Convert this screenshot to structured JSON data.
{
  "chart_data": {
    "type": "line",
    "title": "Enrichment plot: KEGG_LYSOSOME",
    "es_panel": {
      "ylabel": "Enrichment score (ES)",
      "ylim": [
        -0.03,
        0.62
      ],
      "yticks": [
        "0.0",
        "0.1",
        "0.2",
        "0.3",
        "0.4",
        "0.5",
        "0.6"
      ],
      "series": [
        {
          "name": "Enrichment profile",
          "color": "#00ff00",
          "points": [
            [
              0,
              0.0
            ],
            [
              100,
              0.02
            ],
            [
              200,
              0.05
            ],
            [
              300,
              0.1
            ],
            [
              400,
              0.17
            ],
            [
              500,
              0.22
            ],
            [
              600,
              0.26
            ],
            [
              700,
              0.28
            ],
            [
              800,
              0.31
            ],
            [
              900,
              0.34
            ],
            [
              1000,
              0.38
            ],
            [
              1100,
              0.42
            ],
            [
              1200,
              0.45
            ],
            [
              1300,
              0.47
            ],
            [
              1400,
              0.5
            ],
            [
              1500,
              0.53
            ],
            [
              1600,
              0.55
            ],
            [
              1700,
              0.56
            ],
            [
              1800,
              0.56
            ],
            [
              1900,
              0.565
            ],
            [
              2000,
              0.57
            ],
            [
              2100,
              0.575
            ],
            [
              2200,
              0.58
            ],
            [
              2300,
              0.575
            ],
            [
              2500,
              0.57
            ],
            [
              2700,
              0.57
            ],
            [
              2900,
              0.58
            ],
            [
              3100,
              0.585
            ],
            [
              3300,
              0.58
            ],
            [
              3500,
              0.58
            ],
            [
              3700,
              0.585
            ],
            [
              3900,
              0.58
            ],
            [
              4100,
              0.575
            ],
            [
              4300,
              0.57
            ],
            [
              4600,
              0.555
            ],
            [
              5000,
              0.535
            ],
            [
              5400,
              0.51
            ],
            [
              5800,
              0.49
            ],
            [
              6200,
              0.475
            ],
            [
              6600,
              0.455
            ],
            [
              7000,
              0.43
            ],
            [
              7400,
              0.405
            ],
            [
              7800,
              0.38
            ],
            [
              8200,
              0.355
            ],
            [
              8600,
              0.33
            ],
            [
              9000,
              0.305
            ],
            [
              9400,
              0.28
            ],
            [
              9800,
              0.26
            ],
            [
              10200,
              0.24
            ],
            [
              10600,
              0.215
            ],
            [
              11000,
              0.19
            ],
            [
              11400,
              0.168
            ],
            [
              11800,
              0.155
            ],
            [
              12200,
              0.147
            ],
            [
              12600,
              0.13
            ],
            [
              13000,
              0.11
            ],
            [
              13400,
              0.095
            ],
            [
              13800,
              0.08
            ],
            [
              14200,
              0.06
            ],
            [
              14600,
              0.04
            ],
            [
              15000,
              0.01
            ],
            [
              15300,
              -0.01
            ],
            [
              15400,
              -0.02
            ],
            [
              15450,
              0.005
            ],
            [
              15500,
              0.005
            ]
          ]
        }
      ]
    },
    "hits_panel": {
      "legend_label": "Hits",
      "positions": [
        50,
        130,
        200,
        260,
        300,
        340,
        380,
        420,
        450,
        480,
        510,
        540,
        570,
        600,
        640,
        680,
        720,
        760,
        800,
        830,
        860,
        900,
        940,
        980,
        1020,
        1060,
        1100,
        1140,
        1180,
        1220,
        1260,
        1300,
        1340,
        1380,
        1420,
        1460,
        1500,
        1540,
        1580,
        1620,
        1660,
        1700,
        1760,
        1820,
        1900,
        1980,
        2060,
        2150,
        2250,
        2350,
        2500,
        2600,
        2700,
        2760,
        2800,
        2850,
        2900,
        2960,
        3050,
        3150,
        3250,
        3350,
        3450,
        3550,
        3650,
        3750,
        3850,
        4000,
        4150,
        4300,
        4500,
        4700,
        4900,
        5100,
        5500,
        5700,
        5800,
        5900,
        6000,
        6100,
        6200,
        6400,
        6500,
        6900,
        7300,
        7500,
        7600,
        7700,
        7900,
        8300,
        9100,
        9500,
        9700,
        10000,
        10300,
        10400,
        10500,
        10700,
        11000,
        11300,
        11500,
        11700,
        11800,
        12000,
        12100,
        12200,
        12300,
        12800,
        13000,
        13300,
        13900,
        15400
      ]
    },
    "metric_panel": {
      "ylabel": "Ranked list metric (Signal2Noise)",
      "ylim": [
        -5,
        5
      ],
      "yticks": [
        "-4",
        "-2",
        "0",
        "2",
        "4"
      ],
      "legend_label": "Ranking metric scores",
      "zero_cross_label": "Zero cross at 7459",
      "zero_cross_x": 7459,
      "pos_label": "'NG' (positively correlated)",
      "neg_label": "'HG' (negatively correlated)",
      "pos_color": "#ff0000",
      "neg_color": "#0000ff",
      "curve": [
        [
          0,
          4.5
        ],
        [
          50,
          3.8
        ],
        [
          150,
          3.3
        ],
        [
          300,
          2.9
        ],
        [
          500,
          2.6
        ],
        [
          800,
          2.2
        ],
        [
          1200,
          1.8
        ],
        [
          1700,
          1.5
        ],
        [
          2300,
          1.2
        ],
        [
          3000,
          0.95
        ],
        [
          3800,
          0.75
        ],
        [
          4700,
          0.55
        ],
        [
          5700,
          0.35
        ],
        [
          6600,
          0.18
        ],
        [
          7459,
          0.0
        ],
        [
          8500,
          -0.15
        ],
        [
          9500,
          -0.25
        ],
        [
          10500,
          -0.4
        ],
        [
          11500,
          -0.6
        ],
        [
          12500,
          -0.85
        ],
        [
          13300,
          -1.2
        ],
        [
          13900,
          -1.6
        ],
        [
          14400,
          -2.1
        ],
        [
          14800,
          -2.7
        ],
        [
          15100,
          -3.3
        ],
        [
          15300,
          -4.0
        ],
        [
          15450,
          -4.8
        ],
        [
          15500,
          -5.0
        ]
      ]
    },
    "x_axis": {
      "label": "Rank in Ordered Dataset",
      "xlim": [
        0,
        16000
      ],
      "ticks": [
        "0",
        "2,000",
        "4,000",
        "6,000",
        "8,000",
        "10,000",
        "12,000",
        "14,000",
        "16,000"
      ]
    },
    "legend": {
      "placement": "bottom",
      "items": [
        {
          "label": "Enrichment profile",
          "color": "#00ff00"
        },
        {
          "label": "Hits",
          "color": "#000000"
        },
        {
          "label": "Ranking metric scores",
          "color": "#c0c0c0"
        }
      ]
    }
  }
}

> [PROBLEM STATEMENT]
Among the records above, find each line holding the string "scores" and pull it out.

> [RIGHT ANSWER]
      "legend_label": "Ranking metric scores",
          "label": "Ranking metric scores",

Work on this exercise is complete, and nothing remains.